Saved data entries
+++++
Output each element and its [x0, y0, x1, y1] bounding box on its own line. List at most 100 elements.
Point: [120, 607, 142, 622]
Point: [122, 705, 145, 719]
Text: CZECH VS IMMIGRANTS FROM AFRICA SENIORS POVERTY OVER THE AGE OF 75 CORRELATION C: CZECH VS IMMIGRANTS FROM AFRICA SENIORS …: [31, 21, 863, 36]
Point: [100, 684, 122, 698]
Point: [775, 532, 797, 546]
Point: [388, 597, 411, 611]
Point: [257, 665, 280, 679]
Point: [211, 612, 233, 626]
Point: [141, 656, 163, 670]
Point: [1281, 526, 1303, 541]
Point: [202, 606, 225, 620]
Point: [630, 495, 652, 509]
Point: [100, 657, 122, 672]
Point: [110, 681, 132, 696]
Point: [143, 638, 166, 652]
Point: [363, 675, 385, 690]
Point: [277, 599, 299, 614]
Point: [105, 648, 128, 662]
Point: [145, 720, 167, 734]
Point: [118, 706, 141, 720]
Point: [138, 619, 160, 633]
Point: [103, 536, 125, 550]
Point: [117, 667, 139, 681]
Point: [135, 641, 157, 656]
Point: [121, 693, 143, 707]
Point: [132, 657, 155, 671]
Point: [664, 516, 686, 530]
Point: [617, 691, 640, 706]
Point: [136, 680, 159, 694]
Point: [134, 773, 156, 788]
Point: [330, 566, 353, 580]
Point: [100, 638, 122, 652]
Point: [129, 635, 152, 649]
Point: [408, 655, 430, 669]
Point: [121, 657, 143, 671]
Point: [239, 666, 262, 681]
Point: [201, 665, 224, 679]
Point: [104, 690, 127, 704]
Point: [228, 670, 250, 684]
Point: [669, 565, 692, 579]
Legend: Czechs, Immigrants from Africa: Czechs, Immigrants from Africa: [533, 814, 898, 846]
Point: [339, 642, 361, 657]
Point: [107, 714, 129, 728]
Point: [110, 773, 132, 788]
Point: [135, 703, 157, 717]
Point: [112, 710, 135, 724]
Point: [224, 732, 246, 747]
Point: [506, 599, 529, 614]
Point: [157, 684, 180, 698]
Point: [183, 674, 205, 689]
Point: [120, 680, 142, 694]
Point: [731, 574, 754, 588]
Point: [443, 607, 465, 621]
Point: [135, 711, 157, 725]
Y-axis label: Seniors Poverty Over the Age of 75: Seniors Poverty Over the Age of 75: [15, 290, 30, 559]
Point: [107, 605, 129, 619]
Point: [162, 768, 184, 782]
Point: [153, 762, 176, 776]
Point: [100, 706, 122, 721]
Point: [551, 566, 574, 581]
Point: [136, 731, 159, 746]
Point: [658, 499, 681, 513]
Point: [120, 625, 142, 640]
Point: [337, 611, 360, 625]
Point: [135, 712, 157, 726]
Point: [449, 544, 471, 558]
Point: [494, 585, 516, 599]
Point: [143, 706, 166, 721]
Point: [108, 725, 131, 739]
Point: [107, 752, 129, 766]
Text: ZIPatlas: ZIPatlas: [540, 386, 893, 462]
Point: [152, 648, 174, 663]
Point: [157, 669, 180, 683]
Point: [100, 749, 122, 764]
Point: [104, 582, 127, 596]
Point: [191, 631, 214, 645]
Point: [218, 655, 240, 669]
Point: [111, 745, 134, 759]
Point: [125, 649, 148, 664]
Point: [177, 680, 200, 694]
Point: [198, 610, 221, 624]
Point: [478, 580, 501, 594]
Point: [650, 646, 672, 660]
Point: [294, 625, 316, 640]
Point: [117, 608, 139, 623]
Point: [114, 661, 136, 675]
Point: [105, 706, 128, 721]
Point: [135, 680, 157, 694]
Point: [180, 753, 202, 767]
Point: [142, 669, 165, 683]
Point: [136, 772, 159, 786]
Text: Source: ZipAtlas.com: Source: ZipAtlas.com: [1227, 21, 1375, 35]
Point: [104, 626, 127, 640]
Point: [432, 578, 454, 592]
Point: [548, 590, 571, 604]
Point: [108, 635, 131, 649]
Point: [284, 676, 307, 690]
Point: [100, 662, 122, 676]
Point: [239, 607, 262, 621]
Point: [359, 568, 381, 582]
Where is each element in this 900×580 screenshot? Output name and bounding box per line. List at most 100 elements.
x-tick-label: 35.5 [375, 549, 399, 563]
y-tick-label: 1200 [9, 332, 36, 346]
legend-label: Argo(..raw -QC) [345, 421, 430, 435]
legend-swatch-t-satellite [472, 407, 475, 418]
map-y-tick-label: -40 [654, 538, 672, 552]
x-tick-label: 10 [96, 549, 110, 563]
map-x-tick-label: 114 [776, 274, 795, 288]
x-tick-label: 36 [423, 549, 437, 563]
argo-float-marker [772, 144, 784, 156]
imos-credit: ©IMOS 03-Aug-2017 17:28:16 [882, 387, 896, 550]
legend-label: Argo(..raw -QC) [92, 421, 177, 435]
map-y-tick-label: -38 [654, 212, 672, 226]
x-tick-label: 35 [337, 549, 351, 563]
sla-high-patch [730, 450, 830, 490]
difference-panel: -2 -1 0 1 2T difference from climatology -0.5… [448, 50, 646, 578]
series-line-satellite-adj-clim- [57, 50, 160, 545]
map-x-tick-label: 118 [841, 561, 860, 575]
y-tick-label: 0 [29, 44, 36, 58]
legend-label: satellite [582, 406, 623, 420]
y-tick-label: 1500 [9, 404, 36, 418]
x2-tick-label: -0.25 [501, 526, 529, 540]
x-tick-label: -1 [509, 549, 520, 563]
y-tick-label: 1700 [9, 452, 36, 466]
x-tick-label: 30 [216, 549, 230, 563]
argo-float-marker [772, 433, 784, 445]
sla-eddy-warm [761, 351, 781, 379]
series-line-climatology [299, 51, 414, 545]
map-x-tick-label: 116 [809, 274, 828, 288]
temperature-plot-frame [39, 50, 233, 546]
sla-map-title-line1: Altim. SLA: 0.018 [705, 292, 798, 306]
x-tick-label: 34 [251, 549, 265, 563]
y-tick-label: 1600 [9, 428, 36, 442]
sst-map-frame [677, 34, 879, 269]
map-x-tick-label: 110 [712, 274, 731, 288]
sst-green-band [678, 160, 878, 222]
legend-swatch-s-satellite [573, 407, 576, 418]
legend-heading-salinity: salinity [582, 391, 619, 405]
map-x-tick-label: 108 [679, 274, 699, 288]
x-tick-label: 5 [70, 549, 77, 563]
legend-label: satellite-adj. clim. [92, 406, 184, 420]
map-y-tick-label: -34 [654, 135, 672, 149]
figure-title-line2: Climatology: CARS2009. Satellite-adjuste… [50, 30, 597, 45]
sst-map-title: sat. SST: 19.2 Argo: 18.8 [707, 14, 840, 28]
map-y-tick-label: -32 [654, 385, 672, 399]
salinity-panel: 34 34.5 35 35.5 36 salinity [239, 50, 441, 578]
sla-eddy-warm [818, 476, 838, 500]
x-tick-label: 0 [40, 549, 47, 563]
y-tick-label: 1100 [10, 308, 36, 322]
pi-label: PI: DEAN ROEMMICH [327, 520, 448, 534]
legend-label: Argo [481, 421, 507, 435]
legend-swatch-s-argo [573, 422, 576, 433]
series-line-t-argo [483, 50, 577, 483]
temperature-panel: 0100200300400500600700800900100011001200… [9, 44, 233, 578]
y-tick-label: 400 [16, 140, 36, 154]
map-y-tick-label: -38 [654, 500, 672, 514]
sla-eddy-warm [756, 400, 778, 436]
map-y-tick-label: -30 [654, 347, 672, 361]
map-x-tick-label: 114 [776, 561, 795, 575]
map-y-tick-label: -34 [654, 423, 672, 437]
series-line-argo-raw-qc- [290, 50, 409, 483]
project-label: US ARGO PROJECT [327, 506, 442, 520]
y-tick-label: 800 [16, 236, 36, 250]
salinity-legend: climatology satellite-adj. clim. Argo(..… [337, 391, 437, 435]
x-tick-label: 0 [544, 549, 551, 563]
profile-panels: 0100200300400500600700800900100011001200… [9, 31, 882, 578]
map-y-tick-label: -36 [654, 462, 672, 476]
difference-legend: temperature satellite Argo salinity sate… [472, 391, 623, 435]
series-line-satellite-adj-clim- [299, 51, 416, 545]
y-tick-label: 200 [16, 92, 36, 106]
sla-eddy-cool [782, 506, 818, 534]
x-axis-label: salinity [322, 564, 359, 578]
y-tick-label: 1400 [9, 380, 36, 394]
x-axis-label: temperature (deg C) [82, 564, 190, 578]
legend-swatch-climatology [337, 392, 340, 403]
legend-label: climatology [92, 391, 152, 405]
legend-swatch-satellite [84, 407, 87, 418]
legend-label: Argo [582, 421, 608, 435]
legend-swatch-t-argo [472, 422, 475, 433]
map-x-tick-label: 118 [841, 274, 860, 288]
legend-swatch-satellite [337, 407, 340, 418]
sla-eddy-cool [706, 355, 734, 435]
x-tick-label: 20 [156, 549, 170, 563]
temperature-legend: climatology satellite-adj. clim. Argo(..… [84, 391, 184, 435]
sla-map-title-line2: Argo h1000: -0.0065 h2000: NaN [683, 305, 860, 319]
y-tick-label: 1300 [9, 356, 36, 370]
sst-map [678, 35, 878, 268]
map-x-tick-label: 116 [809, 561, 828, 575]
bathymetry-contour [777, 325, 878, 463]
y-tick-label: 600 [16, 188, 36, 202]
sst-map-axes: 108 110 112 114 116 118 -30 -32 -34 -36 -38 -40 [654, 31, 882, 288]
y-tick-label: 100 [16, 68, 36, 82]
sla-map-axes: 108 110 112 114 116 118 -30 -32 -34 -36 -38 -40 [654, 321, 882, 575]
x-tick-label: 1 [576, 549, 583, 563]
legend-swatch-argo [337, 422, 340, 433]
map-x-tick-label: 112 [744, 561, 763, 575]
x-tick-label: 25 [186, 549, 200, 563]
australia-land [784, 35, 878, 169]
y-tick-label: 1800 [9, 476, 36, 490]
+++++
TASK DESCRIPTION. Reproduce the items without changes, starting from the first line and stopping after the line that contains "Point: [363, 675, 385, 690]", with both ends included.

RESULT OF THE TASK.
Output each element and its [x0, y0, x1, y1] bounding box on its own line. List at most 100 elements.
Point: [120, 607, 142, 622]
Point: [122, 705, 145, 719]
Text: CZECH VS IMMIGRANTS FROM AFRICA SENIORS POVERTY OVER THE AGE OF 75 CORRELATION C: CZECH VS IMMIGRANTS FROM AFRICA SENIORS …: [31, 21, 863, 36]
Point: [100, 684, 122, 698]
Point: [775, 532, 797, 546]
Point: [388, 597, 411, 611]
Point: [257, 665, 280, 679]
Point: [211, 612, 233, 626]
Point: [141, 656, 163, 670]
Point: [1281, 526, 1303, 541]
Point: [202, 606, 225, 620]
Point: [630, 495, 652, 509]
Point: [100, 657, 122, 672]
Point: [110, 681, 132, 696]
Point: [143, 638, 166, 652]
Point: [363, 675, 385, 690]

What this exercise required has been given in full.